---------- Data rows

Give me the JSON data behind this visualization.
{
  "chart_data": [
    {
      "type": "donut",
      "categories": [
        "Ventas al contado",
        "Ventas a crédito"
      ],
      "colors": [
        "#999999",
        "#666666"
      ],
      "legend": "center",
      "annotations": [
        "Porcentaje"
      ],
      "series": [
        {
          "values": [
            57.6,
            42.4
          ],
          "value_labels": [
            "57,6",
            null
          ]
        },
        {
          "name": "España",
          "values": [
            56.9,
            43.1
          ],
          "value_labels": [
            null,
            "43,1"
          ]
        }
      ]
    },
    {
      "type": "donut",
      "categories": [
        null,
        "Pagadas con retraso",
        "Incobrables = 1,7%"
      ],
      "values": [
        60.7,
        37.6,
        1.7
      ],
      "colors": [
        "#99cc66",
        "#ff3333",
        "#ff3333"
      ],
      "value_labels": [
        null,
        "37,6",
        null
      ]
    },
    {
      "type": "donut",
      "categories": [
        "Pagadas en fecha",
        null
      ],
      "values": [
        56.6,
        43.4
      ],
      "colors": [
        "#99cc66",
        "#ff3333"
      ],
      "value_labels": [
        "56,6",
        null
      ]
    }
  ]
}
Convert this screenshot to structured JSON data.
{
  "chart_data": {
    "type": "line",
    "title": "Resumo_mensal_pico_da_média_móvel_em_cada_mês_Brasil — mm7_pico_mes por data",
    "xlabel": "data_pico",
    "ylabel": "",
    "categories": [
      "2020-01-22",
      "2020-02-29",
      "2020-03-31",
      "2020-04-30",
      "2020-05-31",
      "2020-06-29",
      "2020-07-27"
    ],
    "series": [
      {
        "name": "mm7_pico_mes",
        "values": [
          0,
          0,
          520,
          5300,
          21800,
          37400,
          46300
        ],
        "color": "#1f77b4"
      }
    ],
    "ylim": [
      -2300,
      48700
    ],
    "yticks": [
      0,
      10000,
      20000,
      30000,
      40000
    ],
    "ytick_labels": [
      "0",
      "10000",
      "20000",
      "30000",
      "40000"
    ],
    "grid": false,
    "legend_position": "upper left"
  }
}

--------------------

What you will do: Return all the data exactly as given.

Exercise answer:
Give me the JSON data behind this visualization.
{
  "chart_data": [
    {
      "type": "donut",
      "categories": [
        "Ventas al contado",
        "Ventas a crédito"
      ],
      "colors": [
        "#999999",
        "#666666"
      ],
      "legend": "center",
      "annotations": [
        "Porcentaje"
      ],
      "series": [
        {
          "values": [
            57.6,
            42.4
          ],
          "value_labels": [
            "57,6",
            null
          ]
        },
        {
          "name": "España",
          "values": [
            56.9,
            43.1
          ],
          "value_labels": [
            null,
            "43,1"
          ]
        }
      ]
    },
    {
      "type": "donut",
      "categories": [
        null,
        "Pagadas con retraso",
        "Incobrables = 1,7%"
      ],
      "values": [
        60.7,
        37.6,
        1.7
      ],
      "colors": [
        "#99cc66",
        "#ff3333",
        "#ff3333"
      ],
      "value_labels": [
        null,
        "37,6",
        null
      ]
    },
    {
      "type": "donut",
      "categories": [
        "Pagadas en fecha",
        null
      ],
      "values": [
        56.6,
        43.4
      ],
      "colors": [
        "#99cc66",
        "#ff3333"
      ],
      "value_labels": [
        "56,6",
        null
      ]
    }
  ]
}
Convert this screenshot to structured JSON data.
{
  "chart_data": {
    "type": "line",
    "title": "Resumo_mensal_pico_da_média_móvel_em_cada_mês_Brasil — mm7_pico_mes por data",
    "xlabel": "data_pico",
    "ylabel": "",
    "categories": [
      "2020-01-22",
      "2020-02-29",
      "2020-03-31",
      "2020-04-30",
      "2020-05-31",
      "2020-06-29",
      "2020-07-27"
    ],
    "series": [
      {
        "name": "mm7_pico_mes",
        "values": [
          0,
          0,
          520,
          5300,
          21800,
          37400,
          46300
        ],
        "color": "#1f77b4"
      }
    ],
    "ylim": [
      -2300,
      48700
    ],
    "yticks": [
      0,
      10000,
      20000,
      30000,
      40000
    ],
    "ytick_labels": [
      "0",
      "10000",
      "20000",
      "30000",
      "40000"
    ],
    "grid": false,
    "legend_position": "upper left"
  }
}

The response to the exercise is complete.